**** Material for this exercise

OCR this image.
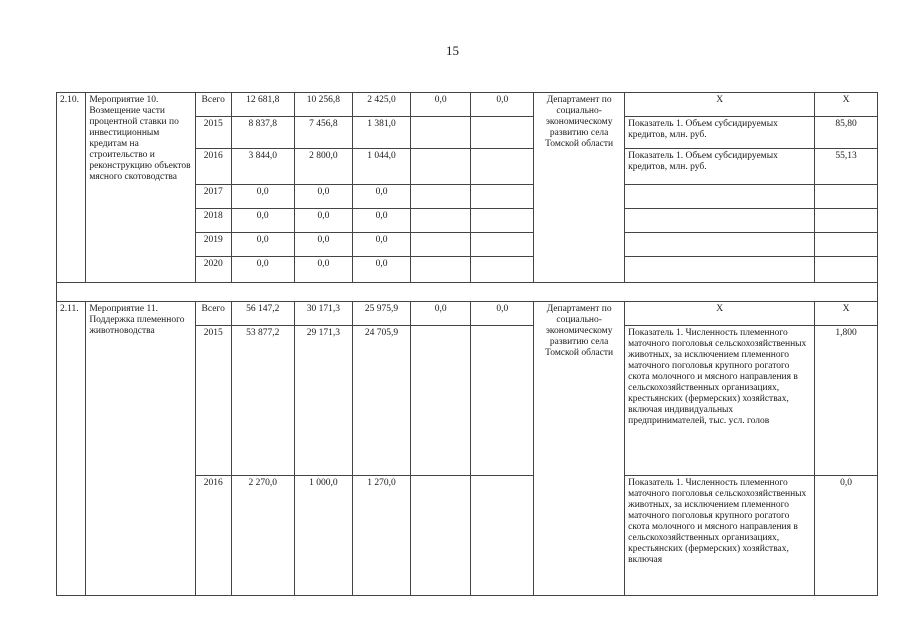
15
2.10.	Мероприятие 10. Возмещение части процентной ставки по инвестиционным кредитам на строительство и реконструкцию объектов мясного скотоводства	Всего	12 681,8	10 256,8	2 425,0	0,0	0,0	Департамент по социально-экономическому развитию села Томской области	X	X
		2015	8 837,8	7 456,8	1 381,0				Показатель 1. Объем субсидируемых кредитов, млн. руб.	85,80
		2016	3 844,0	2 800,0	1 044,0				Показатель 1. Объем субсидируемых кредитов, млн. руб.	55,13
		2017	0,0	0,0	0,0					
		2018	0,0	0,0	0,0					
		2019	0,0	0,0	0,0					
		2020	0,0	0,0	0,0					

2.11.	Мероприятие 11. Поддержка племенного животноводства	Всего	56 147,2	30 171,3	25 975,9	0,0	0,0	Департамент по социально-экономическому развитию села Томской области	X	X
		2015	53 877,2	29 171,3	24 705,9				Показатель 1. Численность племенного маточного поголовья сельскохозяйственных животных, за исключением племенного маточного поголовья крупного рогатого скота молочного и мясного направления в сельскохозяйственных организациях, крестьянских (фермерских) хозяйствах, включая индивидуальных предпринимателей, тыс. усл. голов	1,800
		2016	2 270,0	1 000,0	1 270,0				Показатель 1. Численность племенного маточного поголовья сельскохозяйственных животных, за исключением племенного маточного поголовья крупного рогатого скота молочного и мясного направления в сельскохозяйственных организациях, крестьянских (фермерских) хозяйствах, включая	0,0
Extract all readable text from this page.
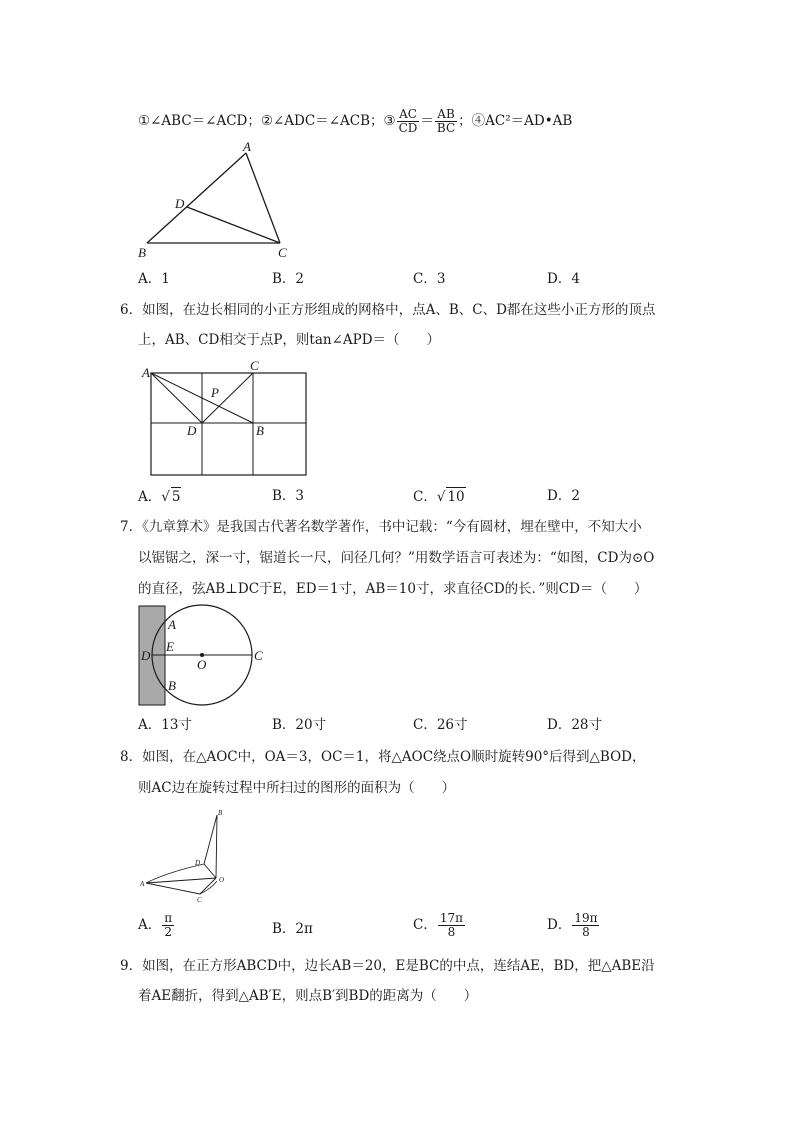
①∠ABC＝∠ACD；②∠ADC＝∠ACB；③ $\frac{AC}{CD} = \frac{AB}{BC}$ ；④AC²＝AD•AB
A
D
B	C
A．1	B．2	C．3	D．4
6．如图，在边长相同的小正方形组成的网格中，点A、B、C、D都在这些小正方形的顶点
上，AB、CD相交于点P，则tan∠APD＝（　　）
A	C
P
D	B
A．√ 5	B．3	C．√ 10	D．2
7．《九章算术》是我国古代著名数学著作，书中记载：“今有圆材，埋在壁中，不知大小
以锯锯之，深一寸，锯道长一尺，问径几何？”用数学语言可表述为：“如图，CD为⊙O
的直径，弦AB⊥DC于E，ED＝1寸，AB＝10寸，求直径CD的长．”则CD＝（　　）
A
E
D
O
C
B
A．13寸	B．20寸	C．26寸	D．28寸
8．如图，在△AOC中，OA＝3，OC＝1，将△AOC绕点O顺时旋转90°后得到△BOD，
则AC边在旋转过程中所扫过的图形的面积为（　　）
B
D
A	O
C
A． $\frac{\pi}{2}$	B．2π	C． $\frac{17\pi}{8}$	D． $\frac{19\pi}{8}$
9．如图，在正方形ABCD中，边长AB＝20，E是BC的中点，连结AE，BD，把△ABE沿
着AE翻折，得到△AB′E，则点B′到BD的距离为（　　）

********
**** Material for this exercise

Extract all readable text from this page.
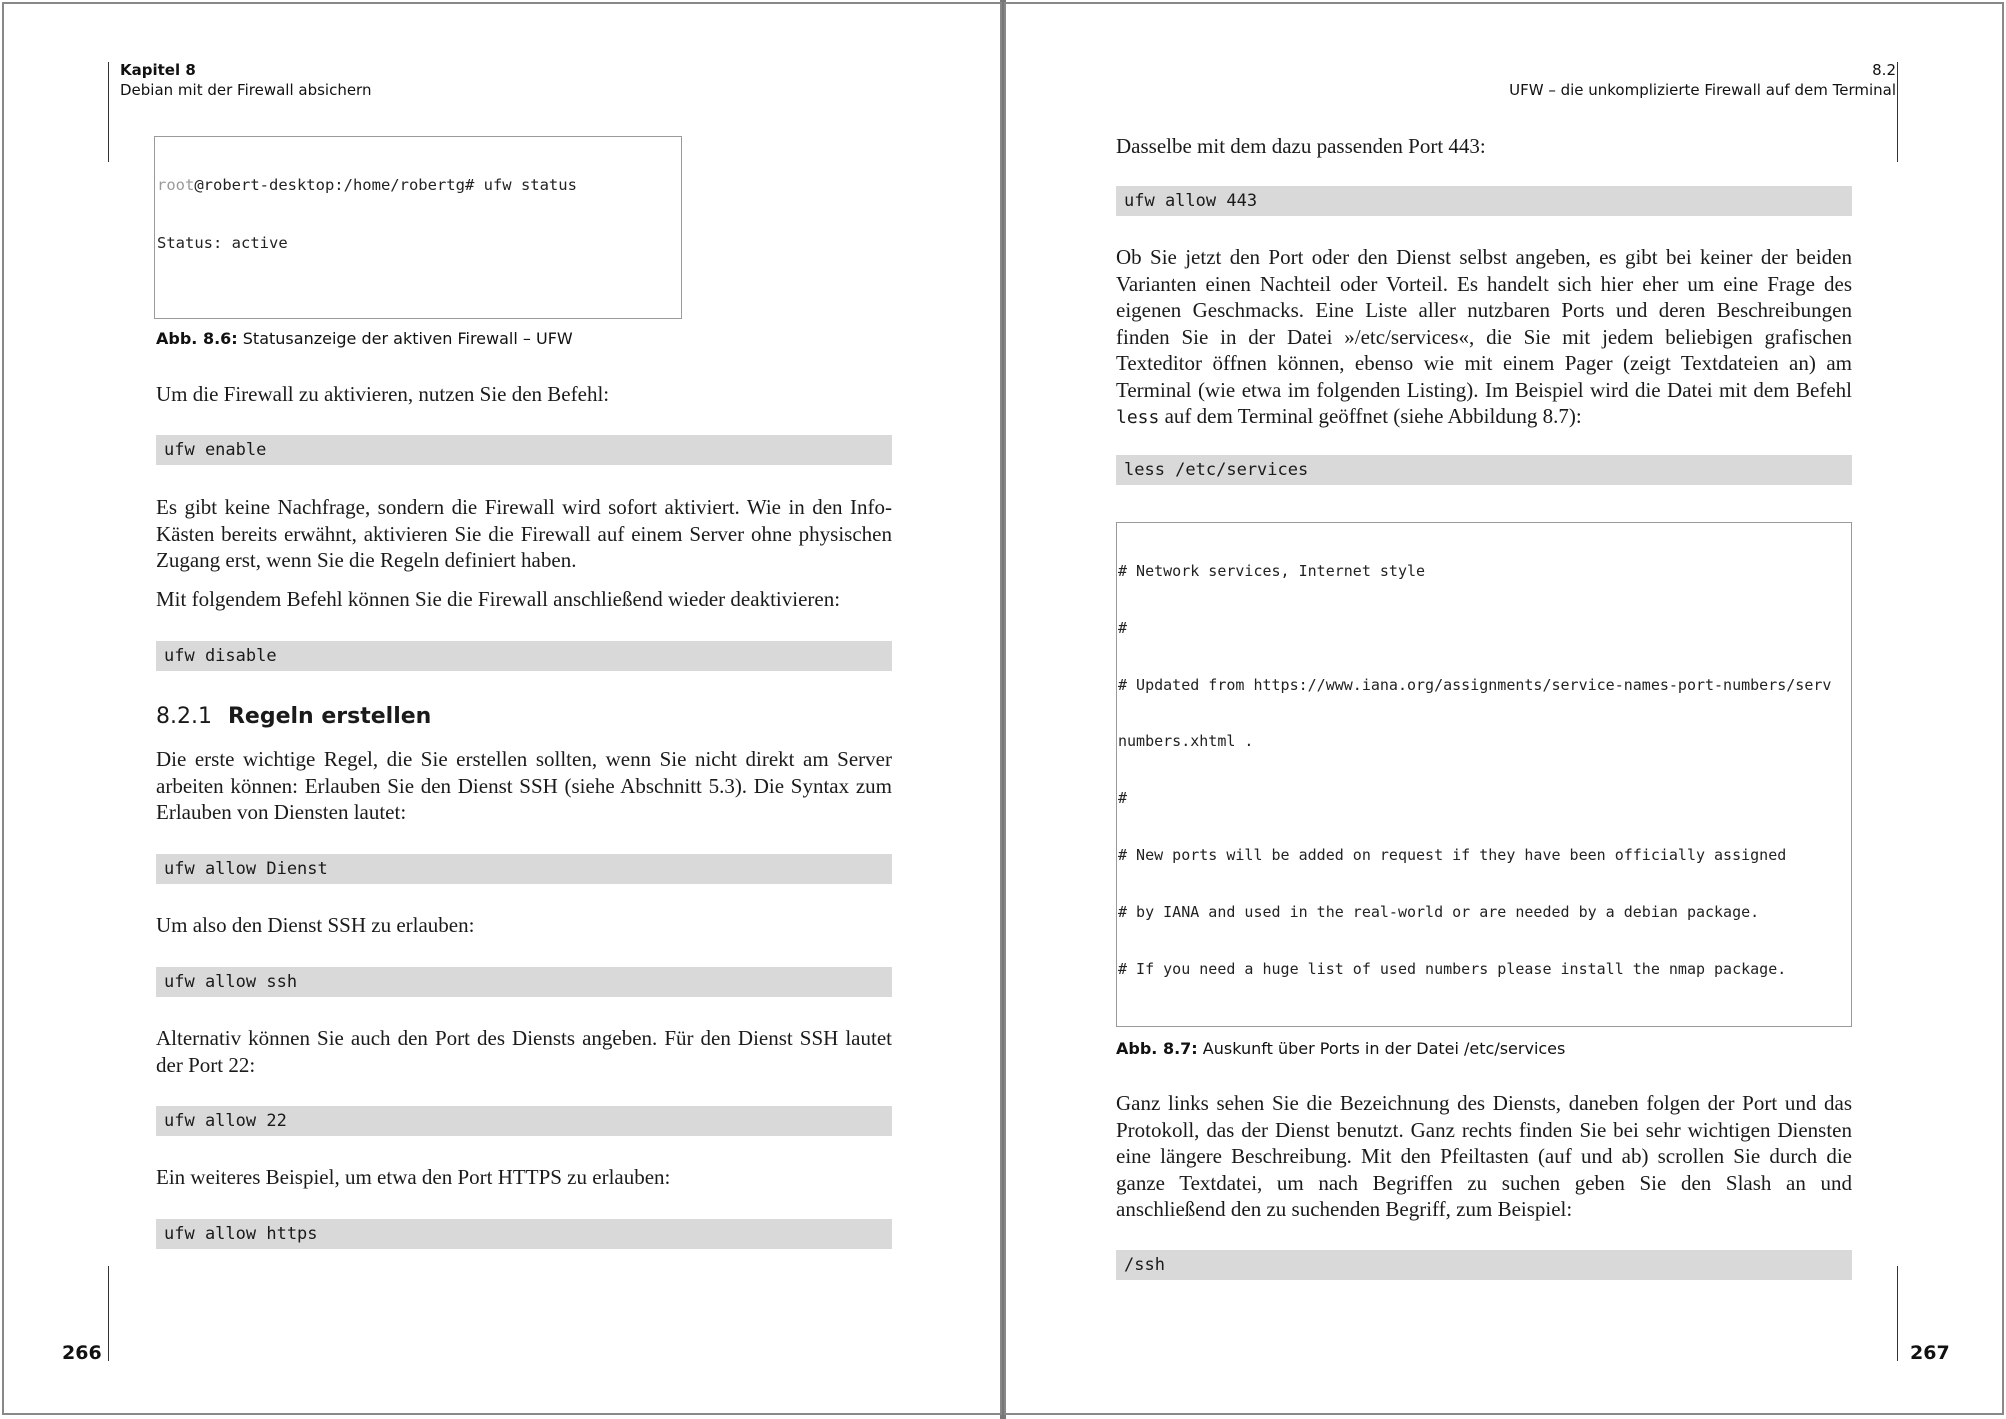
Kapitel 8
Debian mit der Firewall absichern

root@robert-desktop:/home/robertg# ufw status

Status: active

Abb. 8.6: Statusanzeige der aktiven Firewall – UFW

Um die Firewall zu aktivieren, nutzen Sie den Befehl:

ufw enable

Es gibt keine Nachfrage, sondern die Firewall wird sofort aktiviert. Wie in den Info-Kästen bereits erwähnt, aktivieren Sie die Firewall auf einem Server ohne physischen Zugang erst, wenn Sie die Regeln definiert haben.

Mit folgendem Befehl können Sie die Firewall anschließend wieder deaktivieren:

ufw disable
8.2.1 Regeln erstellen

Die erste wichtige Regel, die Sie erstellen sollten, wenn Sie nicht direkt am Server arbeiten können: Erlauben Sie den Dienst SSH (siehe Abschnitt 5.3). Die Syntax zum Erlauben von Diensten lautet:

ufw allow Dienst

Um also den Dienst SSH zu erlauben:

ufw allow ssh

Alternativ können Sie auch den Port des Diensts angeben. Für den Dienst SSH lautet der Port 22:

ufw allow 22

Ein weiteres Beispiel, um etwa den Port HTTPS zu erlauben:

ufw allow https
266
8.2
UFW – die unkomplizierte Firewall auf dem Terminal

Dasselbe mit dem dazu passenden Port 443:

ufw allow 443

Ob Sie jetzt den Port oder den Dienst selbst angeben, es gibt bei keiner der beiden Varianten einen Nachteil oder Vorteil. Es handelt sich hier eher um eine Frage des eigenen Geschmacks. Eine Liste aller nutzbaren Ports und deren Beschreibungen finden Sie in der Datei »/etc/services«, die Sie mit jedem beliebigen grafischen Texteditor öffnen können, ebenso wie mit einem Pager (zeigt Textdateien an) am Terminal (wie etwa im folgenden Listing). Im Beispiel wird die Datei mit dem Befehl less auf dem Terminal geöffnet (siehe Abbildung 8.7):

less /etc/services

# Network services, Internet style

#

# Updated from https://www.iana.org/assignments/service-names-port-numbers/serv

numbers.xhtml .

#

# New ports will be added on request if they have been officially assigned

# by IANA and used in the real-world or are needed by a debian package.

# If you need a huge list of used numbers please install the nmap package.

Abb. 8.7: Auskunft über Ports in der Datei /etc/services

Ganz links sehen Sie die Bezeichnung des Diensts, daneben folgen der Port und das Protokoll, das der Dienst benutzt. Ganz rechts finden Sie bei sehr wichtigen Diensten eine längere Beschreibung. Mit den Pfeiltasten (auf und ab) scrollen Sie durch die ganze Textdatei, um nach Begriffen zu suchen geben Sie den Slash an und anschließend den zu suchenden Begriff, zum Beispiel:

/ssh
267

********
**** Material for this exercise

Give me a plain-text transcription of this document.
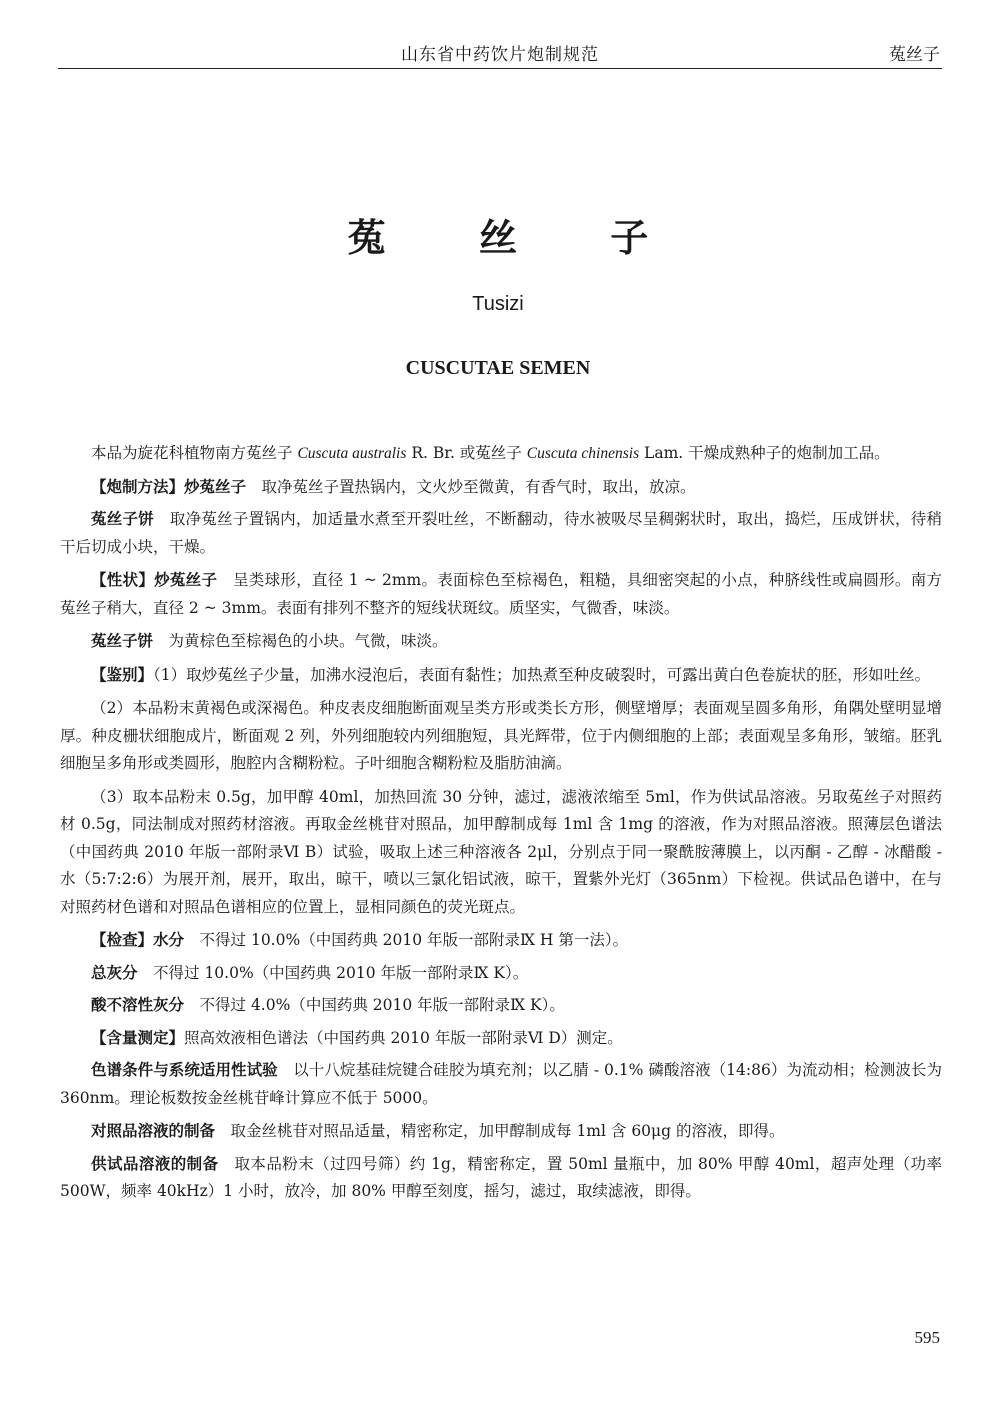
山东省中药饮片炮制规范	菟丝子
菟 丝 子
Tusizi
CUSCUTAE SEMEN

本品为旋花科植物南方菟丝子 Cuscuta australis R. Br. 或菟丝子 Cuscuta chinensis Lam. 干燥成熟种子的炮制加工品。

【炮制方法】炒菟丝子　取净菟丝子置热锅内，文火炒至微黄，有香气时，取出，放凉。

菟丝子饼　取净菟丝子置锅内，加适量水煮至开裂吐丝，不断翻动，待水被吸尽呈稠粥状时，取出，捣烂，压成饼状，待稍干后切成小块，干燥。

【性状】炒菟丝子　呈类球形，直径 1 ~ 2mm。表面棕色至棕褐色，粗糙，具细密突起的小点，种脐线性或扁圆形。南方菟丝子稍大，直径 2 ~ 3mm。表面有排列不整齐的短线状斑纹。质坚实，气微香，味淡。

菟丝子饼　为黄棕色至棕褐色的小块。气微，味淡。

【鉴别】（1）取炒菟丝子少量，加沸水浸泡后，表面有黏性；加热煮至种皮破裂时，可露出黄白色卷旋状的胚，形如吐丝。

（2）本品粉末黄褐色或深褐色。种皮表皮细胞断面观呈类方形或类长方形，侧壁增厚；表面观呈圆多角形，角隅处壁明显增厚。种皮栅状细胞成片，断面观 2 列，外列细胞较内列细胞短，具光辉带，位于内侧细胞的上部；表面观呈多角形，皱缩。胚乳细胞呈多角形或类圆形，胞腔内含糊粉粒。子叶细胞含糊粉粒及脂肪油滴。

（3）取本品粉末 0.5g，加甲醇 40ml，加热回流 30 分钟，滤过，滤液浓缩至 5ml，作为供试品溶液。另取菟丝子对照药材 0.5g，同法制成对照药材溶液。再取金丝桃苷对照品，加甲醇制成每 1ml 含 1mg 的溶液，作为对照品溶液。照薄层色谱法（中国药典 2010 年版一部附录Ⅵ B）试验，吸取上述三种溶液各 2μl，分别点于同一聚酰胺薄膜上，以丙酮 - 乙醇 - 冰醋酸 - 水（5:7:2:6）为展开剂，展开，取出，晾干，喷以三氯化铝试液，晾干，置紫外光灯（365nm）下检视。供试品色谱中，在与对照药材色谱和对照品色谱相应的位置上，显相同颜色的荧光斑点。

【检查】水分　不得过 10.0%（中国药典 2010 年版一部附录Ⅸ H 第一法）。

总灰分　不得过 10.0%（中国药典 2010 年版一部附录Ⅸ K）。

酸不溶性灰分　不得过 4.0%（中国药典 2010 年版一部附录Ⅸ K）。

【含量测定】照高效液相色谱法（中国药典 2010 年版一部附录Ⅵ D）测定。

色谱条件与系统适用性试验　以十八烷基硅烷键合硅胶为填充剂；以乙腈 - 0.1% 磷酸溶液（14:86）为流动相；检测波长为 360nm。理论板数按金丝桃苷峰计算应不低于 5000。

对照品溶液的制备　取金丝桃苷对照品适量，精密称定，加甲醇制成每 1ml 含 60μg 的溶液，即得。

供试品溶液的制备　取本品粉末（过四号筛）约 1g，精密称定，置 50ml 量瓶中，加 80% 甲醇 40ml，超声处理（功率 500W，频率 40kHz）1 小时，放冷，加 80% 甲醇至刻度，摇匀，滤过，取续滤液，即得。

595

********

Task directions -> Lines holding the word "package" in the entries above are the ones to pull out. Copy them all.

Answer to the exercise ->
# by IANA and used in the real-world or are needed by a debian package.
# If you need a huge list of used numbers please install the nmap package.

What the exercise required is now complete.